> Written task
Extract every entry word for word.

> Data extract

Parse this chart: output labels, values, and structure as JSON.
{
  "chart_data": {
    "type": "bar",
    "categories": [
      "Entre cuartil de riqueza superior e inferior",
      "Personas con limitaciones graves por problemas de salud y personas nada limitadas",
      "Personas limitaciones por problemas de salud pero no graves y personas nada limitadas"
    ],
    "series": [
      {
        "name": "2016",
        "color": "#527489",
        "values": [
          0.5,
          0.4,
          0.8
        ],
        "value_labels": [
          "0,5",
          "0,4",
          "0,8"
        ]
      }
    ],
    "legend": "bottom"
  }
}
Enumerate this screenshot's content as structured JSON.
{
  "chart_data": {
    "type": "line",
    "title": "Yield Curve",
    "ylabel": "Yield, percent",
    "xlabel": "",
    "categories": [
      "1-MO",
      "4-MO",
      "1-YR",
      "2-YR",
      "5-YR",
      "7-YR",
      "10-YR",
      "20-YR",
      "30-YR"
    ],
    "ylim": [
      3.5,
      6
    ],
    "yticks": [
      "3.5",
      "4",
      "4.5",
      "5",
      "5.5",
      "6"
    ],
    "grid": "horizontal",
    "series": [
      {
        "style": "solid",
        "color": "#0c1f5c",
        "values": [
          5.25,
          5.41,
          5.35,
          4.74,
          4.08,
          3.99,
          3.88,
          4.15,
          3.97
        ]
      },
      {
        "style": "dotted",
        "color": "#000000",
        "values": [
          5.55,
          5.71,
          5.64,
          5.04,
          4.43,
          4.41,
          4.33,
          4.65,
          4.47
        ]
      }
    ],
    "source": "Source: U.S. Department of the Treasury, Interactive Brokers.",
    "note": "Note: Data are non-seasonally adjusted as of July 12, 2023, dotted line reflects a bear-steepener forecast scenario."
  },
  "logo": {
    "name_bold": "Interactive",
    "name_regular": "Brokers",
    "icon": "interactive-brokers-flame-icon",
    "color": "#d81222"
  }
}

> Exercise result
Parse this chart: output labels, values, and structure as JSON.
{
  "chart_data": {
    "type": "bar",
    "categories": [
      "Entre cuartil de riqueza superior e inferior",
      "Personas con limitaciones graves por problemas de salud y personas nada limitadas",
      "Personas limitaciones por problemas de salud pero no graves y personas nada limitadas"
    ],
    "series": [
      {
        "name": "2016",
        "color": "#527489",
        "values": [
          0.5,
          0.4,
          0.8
        ],
        "value_labels": [
          "0,5",
          "0,4",
          "0,8"
        ]
      }
    ],
    "legend": "bottom"
  }
}
Enumerate this screenshot's content as structured JSON.
{
  "chart_data": {
    "type": "line",
    "title": "Yield Curve",
    "ylabel": "Yield, percent",
    "xlabel": "",
    "categories": [
      "1-MO",
      "4-MO",
      "1-YR",
      "2-YR",
      "5-YR",
      "7-YR",
      "10-YR",
      "20-YR",
      "30-YR"
    ],
    "ylim": [
      3.5,
      6
    ],
    "yticks": [
      "3.5",
      "4",
      "4.5",
      "5",
      "5.5",
      "6"
    ],
    "grid": "horizontal",
    "series": [
      {
        "style": "solid",
        "color": "#0c1f5c",
        "values": [
          5.25,
          5.41,
          5.35,
          4.74,
          4.08,
          3.99,
          3.88,
          4.15,
          3.97
        ]
      },
      {
        "style": "dotted",
        "color": "#000000",
        "values": [
          5.55,
          5.71,
          5.64,
          5.04,
          4.43,
          4.41,
          4.33,
          4.65,
          4.47
        ]
      }
    ],
    "source": "Source: U.S. Department of the Treasury, Interactive Brokers.",
    "note": "Note: Data are non-seasonally adjusted as of July 12, 2023, dotted line reflects a bear-steepener forecast scenario."
  },
  "logo": {
    "name_bold": "Interactive",
    "name_regular": "Brokers",
    "icon": "interactive-brokers-flame-icon",
    "color": "#d81222"
  }
}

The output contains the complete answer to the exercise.